__The input__

------------------------------------------------

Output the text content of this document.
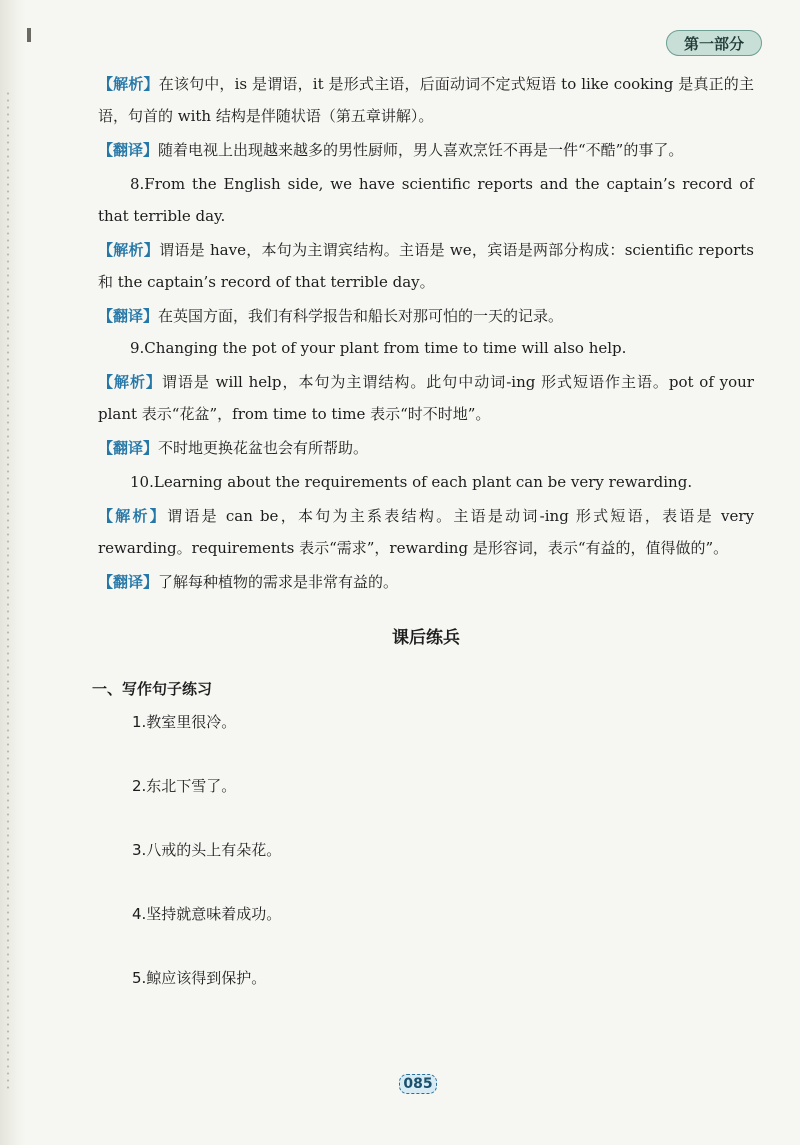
第一部分

【解析】在该句中，is 是谓语，it 是形式主语，后面动词不定式短语 to like cooking 是真正的主语，句首的 with 结构是伴随状语（第五章讲解）。

【翻译】随着电视上出现越来越多的男性厨师，男人喜欢烹饪不再是一件“不酷”的事了。

8.From the English side, we have scientific reports and the captain’s record of that terrible day.

【解析】谓语是 have，本句为主谓宾结构。主语是 we，宾语是两部分构成：scientific reports 和 the captain’s record of that terrible day。

【翻译】在英国方面，我们有科学报告和船长对那可怕的一天的记录。

9.Changing the pot of your plant from time to time will also help.

【解析】谓语是 will help，本句为主谓结构。此句中动词-ing 形式短语作主语。pot of your plant 表示“花盆”，from time to time 表示“时不时地”。

【翻译】不时地更换花盆也会有所帮助。

10.Learning about the requirements of each plant can be very rewarding.

【解析】谓语是 can be，本句为主系表结构。主语是动词-ing 形式短语，表语是 very rewarding。requirements 表示“需求”，rewarding 是形容词，表示“有益的，值得做的”。

【翻译】了解每种植物的需求是非常有益的。

课后练兵

一、写作句子练习

1.教室里很冷。

2.东北下雪了。

3.八戒的头上有朵花。

4.坚持就意味着成功。

5.鲸应该得到保护。

085
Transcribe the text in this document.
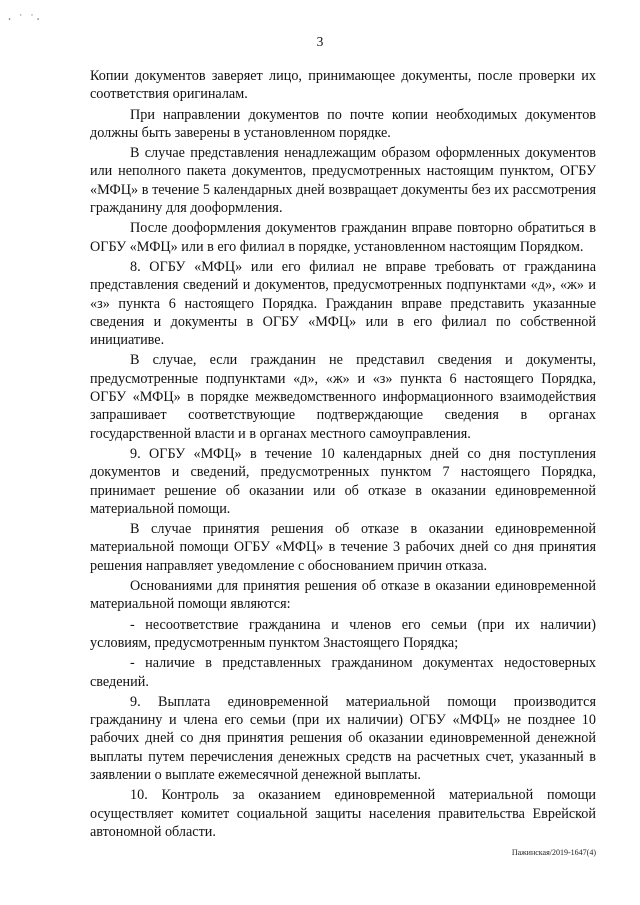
¸ · ·¸
3

Копии документов заверяет лицо, принимающее документы, после проверки их соответствия оригиналам.

При направлении документов по почте копии необходимых документов должны быть заверены в установленном порядке.

В случае представления ненадлежащим образом оформленных документов или неполного пакета документов, предусмотренных настоящим пунктом, ОГБУ «МФЦ» в течение 5 календарных дней возвращает документы без их рассмотрения гражданину для дооформления.

После дооформления документов гражданин вправе повторно обратиться в ОГБУ «МФЦ» или в его филиал в порядке, установленном настоящим Порядком.

8. ОГБУ «МФЦ» или его филиал не вправе требовать от гражданина представления сведений и документов, предусмотренных подпунктами «д», «ж» и «з» пункта 6 настоящего Порядка. Гражданин вправе представить указанные сведения и документы в ОГБУ «МФЦ» или в его филиал по собственной инициативе.

В случае, если гражданин не представил сведения и документы, предусмотренные подпунктами «д», «ж» и «з» пункта 6 настоящего Порядка, ОГБУ «МФЦ» в порядке межведомственного информационного взаимодействия запрашивает соответствующие подтверждающие сведения в органах государственной власти и в органах местного самоуправления.

9. ОГБУ «МФЦ» в течение 10 календарных дней со дня поступления документов и сведений, предусмотренных пунктом 7 настоящего Порядка, принимает решение об оказании или об отказе в оказании единовременной материальной помощи.

В случае принятия решения об отказе в оказании единовременной материальной помощи ОГБУ «МФЦ» в течение 3 рабочих дней со дня принятия решения направляет уведомление с обоснованием причин отказа.

Основаниями для принятия решения об отказе в оказании единовременной материальной помощи являются:

- несоответствие гражданина и членов его семьи (при их наличии) условиям, предусмотренным пунктом 3настоящего Порядка;

- наличие в представленных гражданином документах недостоверных сведений.

9. Выплата единовременной материальной помощи производится гражданину и члена его семьи (при их наличии) ОГБУ «МФЦ» не позднее 10 рабочих дней со дня принятия решения об оказании единовременной денежной выплаты путем перечисления денежных средств на расчетных счет, указанный в заявлении о выплате ежемесячной денежной выплаты.

10. Контроль за оказанием единовременной материальной помощи осуществляет комитет социальной защиты населения правительства Еврейской автономной области.

Пажинская/2019-1647(4)
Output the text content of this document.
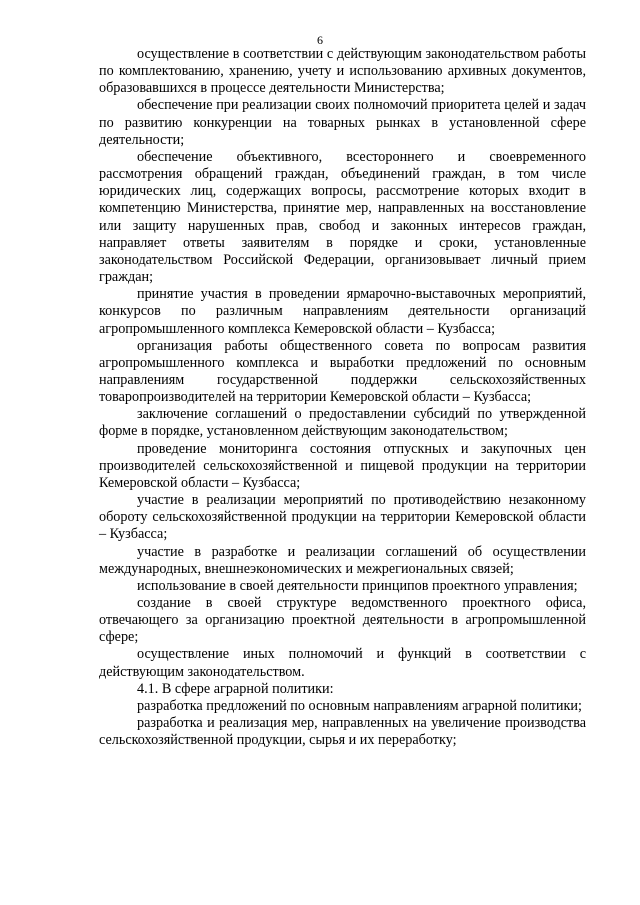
6

осуществление в соответствии с действующим законодательством работы по комплектованию, хранению, учету и использованию архивных документов, образовавшихся в процессе деятельности Министерства;

обеспечение при реализации своих полномочий приоритета целей и задач по развитию конкуренции на товарных рынках в установленной сфере деятельности;

обеспечение объективного, всестороннего и своевременного рассмотрения обращений граждан, объединений граждан, в том числе юридических лиц, содержащих вопросы, рассмотрение которых входит в компетенцию Министерства, принятие мер, направленных на восстановление или защиту нарушенных прав, свобод и законных интересов граждан, направляет ответы заявителям в порядке и сроки, установленные законодательством Российской Федерации, организовывает личный прием граждан;

принятие участия в проведении ярмарочно-выставочных мероприятий, конкурсов по различным направлениям деятельности организаций агропромышленного комплекса Кемеровской области – Кузбасса;

организация работы общественного совета по вопросам развития агропромышленного комплекса и выработки предложений по основным направлениям государственной поддержки сельскохозяйственных товаропроизводителей на территории Кемеровской области – Кузбасса;

заключение соглашений о предоставлении субсидий по утвержденной форме в порядке, установленном действующим законодательством;

проведение мониторинга состояния отпускных и закупочных цен производителей сельскохозяйственной и пищевой продукции на территории Кемеровской области – Кузбасса;

участие в реализации мероприятий по противодействию незаконному обороту сельскохозяйственной продукции на территории Кемеровской области – Кузбасса;

участие в разработке и реализации соглашений об осуществлении международных, внешнеэкономических и межрегиональных связей;

использование в своей деятельности принципов проектного управления;

создание в своей структуре ведомственного проектного офиса, отвечающего за организацию проектной деятельности в агропромышленной сфере;

осуществление иных полномочий и функций в соответствии с действующим законодательством.

4.1. В сфере аграрной политики:

разработка предложений по основным направлениям аграрной политики;

разработка и реализация мер, направленных на увеличение производства сельскохозяйственной продукции, сырья и их переработку;
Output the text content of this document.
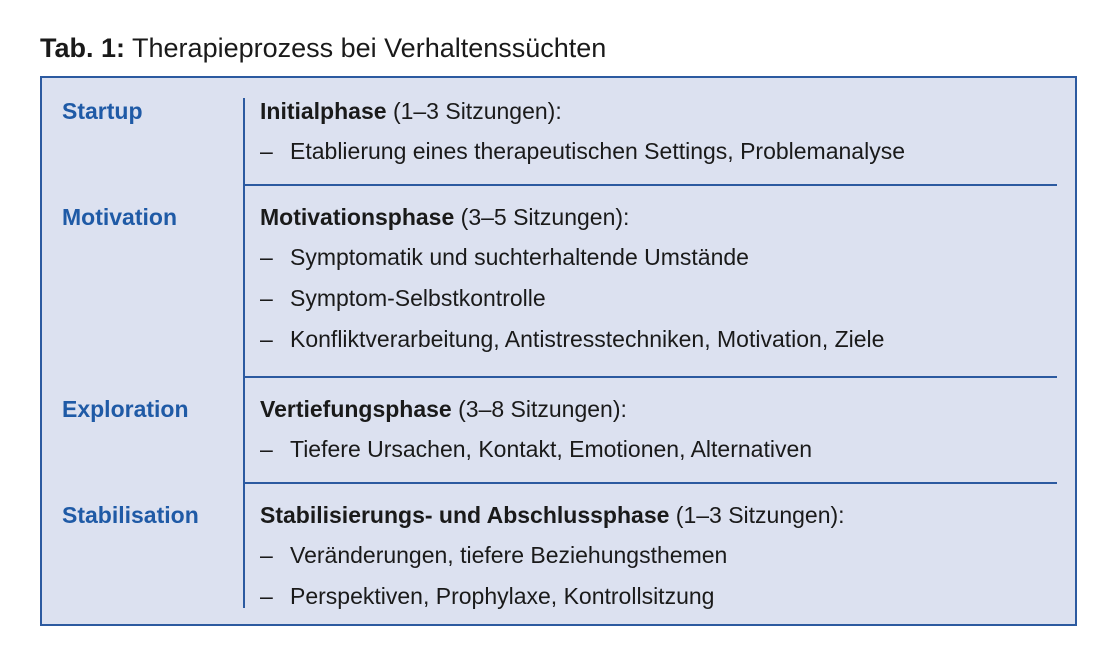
Tab. 1: Therapieprozess bei Verhaltenssüchten
Startup	Initialphase (1–3 Sitzungen):
– Etablierung eines therapeutischen Settings, Problemanalyse
Motivation	Motivationsphase (3–5 Sitzungen):
– Symptomatik und suchterhaltende Umstände
– Symptom-Selbstkontrolle
– Konfliktverarbeitung, Antistresstechniken, Motivation, Ziele
Exploration	Vertiefungsphase (3–8 Sitzungen):
– Tiefere Ursachen, Kontakt, Emotionen, Alternativen
Stabilisation	Stabilisierungs- und Abschlussphase (1–3 Sitzungen):
– Veränderungen, tiefere Beziehungsthemen
– Perspektiven, Prophylaxe, Kontrollsitzung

------------------------------------------------

__Exercise objective__
Copy out every line of the material above exactly, skipping the pictures.

__Written answer__
Output the text content of this document.
第一部分

【解析】在该句中，is 是谓语，it 是形式主语，后面动词不定式短语 to like cooking 是真正的主语，句首的 with 结构是伴随状语（第五章讲解）。

【翻译】随着电视上出现越来越多的男性厨师，男人喜欢烹饪不再是一件“不酷”的事了。

8.From the English side, we have scientific reports and the captain’s record of that terrible day.

【解析】谓语是 have，本句为主谓宾结构。主语是 we，宾语是两部分构成：scientific reports 和 the captain’s record of that terrible day。

【翻译】在英国方面，我们有科学报告和船长对那可怕的一天的记录。

9.Changing the pot of your plant from time to time will also help.

【解析】谓语是 will help，本句为主谓结构。此句中动词-ing 形式短语作主语。pot of your plant 表示“花盆”，from time to time 表示“时不时地”。

【翻译】不时地更换花盆也会有所帮助。

10.Learning about the requirements of each plant can be very rewarding.

【解析】谓语是 can be，本句为主系表结构。主语是动词-ing 形式短语，表语是 very rewarding。requirements 表示“需求”，rewarding 是形容词，表示“有益的，值得做的”。

【翻译】了解每种植物的需求是非常有益的。

课后练兵

一、写作句子练习

1.教室里很冷。

2.东北下雪了。

3.八戒的头上有朵花。

4.坚持就意味着成功。

5.鲸应该得到保护。

085
Transcribe the text in this document.
¸ · ·¸
3

Копии документов заверяет лицо, принимающее документы, после проверки их соответствия оригиналам.

При направлении документов по почте копии необходимых документов должны быть заверены в установленном порядке.

В случае представления ненадлежащим образом оформленных документов или неполного пакета документов, предусмотренных настоящим пунктом, ОГБУ «МФЦ» в течение 5 календарных дней возвращает документы без их рассмотрения гражданину для дооформления.

После дооформления документов гражданин вправе повторно обратиться в ОГБУ «МФЦ» или в его филиал в порядке, установленном настоящим Порядком.

8. ОГБУ «МФЦ» или его филиал не вправе требовать от гражданина представления сведений и документов, предусмотренных подпунктами «д», «ж» и «з» пункта 6 настоящего Порядка. Гражданин вправе представить указанные сведения и документы в ОГБУ «МФЦ» или в его филиал по собственной инициативе.

В случае, если гражданин не представил сведения и документы, предусмотренные подпунктами «д», «ж» и «з» пункта 6 настоящего Порядка, ОГБУ «МФЦ» в порядке межведомственного информационного взаимодействия запрашивает соответствующие подтверждающие сведения в органах государственной власти и в органах местного самоуправления.

9. ОГБУ «МФЦ» в течение 10 календарных дней со дня поступления документов и сведений, предусмотренных пунктом 7 настоящего Порядка, принимает решение об оказании или об отказе в оказании единовременной материальной помощи.

В случае принятия решения об отказе в оказании единовременной материальной помощи ОГБУ «МФЦ» в течение 3 рабочих дней со дня принятия решения направляет уведомление с обоснованием причин отказа.

Основаниями для принятия решения об отказе в оказании единовременной материальной помощи являются:

- несоответствие гражданина и членов его семьи (при их наличии) условиям, предусмотренным пунктом 3настоящего Порядка;

- наличие в представленных гражданином документах недостоверных сведений.

9. Выплата единовременной материальной помощи производится гражданину и члена его семьи (при их наличии) ОГБУ «МФЦ» не позднее 10 рабочих дней со дня принятия решения об оказании единовременной денежной выплаты путем перечисления денежных средств на расчетных счет, указанный в заявлении о выплате ежемесячной денежной выплаты.

10. Контроль за оказанием единовременной материальной помощи осуществляет комитет социальной защиты населения правительства Еврейской автономной области.

Пажинская/2019-1647(4)
Output the text content of this document.
6

осуществление в соответствии с действующим законодательством работы по комплектованию, хранению, учету и использованию архивных документов, образовавшихся в процессе деятельности Министерства;

обеспечение при реализации своих полномочий приоритета целей и задач по развитию конкуренции на товарных рынках в установленной сфере деятельности;

обеспечение объективного, всестороннего и своевременного рассмотрения обращений граждан, объединений граждан, в том числе юридических лиц, содержащих вопросы, рассмотрение которых входит в компетенцию Министерства, принятие мер, направленных на восстановление или защиту нарушенных прав, свобод и законных интересов граждан, направляет ответы заявителям в порядке и сроки, установленные законодательством Российской Федерации, организовывает личный прием граждан;

принятие участия в проведении ярмарочно-выставочных мероприятий, конкурсов по различным направлениям деятельности организаций агропромышленного комплекса Кемеровской области – Кузбасса;

организация работы общественного совета по вопросам развития агропромышленного комплекса и выработки предложений по основным направлениям государственной поддержки сельскохозяйственных товаропроизводителей на территории Кемеровской области – Кузбасса;

заключение соглашений о предоставлении субсидий по утвержденной форме в порядке, установленном действующим законодательством;

проведение мониторинга состояния отпускных и закупочных цен производителей сельскохозяйственной и пищевой продукции на территории Кемеровской области – Кузбасса;

участие в реализации мероприятий по противодействию незаконному обороту сельскохозяйственной продукции на территории Кемеровской области – Кузбасса;

участие в разработке и реализации соглашений об осуществлении международных, внешнеэкономических и межрегиональных связей;

использование в своей деятельности принципов проектного управления;

создание в своей структуре ведомственного проектного офиса, отвечающего за организацию проектной деятельности в агропромышленной сфере;

осуществление иных полномочий и функций в соответствии с действующим законодательством.

4.1. В сфере аграрной политики:

разработка предложений по основным направлениям аграрной политики;

разработка и реализация мер, направленных на увеличение производства сельскохозяйственной продукции, сырья и их переработку;
Output the text content of this document.
Tab. 1: Therapieprozess bei Verhaltenssüchten
Startup	Initialphase (1–3 Sitzungen):
– Etablierung eines therapeutischen Settings, Problemanalyse
Motivation	Motivationsphase (3–5 Sitzungen):
– Symptomatik und suchterhaltende Umstände
– Symptom-Selbstkontrolle
– Konfliktverarbeitung, Antistresstechniken, Motivation, Ziele
Exploration	Vertiefungsphase (3–8 Sitzungen):
– Tiefere Ursachen, Kontakt, Emotionen, Alternativen
Stabilisation	Stabilisierungs- und Abschlussphase (1–3 Sitzungen):
– Veränderungen, tiefere Beziehungsthemen
– Perspektiven, Prophylaxe, Kontrollsitzung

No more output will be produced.